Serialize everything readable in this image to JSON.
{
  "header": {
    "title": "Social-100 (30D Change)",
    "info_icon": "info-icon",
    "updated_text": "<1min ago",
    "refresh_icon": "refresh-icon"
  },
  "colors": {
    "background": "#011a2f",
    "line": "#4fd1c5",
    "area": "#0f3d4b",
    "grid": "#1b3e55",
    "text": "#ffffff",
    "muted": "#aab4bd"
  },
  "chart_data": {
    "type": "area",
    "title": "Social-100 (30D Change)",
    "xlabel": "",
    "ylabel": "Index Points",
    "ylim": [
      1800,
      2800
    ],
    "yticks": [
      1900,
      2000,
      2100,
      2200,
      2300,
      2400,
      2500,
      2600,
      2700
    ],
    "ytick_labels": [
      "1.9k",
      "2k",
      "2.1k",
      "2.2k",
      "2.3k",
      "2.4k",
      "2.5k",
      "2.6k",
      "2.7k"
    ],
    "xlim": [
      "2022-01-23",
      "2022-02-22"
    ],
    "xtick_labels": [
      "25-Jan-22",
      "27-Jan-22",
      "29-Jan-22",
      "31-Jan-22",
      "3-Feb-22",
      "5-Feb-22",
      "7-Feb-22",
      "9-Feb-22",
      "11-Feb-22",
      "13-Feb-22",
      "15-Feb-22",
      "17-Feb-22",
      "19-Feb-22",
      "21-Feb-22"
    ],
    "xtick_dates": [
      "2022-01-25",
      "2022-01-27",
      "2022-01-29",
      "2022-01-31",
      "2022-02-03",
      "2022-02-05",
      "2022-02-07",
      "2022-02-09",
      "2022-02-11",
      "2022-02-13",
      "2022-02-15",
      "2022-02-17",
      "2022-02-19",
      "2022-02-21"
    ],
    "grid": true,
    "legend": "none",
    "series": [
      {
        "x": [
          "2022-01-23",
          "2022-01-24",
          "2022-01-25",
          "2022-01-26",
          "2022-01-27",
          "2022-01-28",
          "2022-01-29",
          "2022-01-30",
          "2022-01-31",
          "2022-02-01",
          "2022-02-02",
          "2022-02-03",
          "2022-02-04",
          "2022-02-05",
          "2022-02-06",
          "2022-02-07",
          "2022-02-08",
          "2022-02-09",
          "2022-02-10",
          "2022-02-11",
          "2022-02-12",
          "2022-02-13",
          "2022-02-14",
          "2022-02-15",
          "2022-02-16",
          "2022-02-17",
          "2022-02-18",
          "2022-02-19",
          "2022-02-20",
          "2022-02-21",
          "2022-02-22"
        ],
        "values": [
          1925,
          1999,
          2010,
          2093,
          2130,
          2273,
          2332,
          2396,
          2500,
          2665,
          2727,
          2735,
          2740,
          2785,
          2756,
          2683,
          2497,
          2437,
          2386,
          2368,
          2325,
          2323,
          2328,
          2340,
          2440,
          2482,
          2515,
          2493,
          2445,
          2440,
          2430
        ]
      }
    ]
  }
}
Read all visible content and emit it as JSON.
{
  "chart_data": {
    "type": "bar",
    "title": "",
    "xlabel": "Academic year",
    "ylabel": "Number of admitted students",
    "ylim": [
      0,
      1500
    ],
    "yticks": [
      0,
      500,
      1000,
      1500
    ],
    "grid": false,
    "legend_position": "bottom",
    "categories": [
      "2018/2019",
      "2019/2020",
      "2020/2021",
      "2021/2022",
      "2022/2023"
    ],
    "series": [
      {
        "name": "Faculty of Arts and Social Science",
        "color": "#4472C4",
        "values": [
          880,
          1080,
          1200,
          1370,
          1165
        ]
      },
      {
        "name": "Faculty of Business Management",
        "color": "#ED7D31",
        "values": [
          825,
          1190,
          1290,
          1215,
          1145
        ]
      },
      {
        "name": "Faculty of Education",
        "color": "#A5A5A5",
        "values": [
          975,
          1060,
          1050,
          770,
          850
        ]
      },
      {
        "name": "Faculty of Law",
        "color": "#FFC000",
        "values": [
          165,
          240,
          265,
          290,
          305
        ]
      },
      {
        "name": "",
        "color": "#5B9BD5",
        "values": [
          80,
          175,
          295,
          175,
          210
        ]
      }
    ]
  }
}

## Task objective
Out of the material above, select every line that holds the string "name".

## Task output
        "name": "Faculty of Arts and Social Science",
        "name": "Faculty of Business Management",
        "name": "Faculty of Education",
        "name": "Faculty of Law",
        "name": "",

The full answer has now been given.